[OBJECTIVE] Copy out all lines where "house" appears.

[AVAILABLE RECORDS]

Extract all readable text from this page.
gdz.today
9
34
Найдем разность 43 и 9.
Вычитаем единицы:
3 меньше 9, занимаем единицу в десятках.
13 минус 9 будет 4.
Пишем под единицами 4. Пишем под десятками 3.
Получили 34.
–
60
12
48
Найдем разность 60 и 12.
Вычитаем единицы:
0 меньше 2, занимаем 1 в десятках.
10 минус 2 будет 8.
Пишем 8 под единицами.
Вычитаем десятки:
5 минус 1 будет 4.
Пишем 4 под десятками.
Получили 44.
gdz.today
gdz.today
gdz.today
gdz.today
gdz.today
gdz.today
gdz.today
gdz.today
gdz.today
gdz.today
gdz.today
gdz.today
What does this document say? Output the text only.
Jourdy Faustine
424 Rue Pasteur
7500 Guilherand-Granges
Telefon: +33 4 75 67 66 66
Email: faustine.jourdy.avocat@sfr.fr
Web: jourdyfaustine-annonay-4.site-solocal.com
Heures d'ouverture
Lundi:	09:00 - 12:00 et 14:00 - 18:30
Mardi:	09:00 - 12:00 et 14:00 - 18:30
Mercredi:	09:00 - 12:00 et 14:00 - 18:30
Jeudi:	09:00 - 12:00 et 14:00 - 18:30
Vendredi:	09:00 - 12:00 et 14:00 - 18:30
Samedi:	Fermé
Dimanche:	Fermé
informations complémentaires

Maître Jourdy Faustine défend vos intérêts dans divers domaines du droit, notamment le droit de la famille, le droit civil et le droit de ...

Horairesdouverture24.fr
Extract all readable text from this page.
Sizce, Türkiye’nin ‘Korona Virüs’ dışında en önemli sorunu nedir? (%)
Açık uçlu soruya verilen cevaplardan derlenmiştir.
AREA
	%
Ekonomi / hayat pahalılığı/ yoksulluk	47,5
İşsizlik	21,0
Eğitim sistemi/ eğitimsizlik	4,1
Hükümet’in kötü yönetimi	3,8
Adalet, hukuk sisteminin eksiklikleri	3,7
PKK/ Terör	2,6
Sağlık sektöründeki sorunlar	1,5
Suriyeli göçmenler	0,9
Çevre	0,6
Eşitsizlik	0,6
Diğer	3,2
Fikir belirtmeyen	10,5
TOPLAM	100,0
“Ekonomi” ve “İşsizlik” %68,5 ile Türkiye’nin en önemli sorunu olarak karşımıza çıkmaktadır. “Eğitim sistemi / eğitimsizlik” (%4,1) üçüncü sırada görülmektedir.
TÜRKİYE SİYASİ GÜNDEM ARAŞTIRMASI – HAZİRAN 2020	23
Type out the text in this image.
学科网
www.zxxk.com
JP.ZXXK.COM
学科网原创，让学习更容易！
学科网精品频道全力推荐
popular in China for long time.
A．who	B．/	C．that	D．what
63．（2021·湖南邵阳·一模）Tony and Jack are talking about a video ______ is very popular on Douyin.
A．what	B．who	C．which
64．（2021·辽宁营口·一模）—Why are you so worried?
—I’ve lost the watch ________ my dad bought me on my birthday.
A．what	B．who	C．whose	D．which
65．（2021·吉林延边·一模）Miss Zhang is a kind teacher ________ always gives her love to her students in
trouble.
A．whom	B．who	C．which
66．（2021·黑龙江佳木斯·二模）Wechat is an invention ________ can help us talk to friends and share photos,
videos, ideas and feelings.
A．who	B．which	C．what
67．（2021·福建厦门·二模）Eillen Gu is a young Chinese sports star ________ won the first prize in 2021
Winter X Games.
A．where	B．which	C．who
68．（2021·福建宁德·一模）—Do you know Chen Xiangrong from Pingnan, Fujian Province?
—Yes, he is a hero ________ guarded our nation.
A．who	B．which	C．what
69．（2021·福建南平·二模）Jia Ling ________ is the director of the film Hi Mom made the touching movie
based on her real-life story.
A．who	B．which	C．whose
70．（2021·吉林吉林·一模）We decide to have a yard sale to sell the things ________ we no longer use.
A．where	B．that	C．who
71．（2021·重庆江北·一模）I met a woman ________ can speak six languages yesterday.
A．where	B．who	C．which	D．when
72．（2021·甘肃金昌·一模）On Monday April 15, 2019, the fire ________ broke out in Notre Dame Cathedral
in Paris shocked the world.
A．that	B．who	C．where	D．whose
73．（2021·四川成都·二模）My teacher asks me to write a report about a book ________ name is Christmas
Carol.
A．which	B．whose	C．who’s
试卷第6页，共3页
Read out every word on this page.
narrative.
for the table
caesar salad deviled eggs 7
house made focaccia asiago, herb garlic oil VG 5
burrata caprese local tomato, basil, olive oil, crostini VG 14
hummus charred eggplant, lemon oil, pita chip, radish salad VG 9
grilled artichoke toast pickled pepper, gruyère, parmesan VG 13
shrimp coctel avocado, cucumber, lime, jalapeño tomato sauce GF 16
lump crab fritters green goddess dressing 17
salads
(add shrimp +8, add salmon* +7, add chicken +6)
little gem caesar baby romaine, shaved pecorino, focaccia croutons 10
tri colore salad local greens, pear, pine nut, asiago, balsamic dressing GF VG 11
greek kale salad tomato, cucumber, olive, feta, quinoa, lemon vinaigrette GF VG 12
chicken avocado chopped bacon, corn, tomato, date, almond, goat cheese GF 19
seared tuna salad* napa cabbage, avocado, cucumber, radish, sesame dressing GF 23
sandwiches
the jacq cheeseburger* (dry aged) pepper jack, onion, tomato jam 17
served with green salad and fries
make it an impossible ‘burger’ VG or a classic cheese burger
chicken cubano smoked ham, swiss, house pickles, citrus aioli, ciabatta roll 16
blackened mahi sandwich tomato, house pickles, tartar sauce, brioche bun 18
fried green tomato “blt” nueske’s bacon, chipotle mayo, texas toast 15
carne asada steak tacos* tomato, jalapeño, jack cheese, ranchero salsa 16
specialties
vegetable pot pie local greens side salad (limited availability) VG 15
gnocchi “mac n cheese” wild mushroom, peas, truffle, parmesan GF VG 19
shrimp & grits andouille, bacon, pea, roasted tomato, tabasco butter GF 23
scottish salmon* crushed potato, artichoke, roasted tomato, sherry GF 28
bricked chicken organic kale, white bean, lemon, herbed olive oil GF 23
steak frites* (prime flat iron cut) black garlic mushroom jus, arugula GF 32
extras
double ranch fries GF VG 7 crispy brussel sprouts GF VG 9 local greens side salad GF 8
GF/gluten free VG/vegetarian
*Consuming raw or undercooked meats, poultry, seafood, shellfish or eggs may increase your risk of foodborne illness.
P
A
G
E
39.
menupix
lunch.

[SOLUTION FOR THIS PROBLEM]
house made focaccia asiago, herb garlic oil VG 5
chicken cubano smoked ham, swiss, house pickles, citrus aioli, ciabatta roll 16
blackened mahi sandwich tomato, house pickles, tartar sauce, brioche bun 18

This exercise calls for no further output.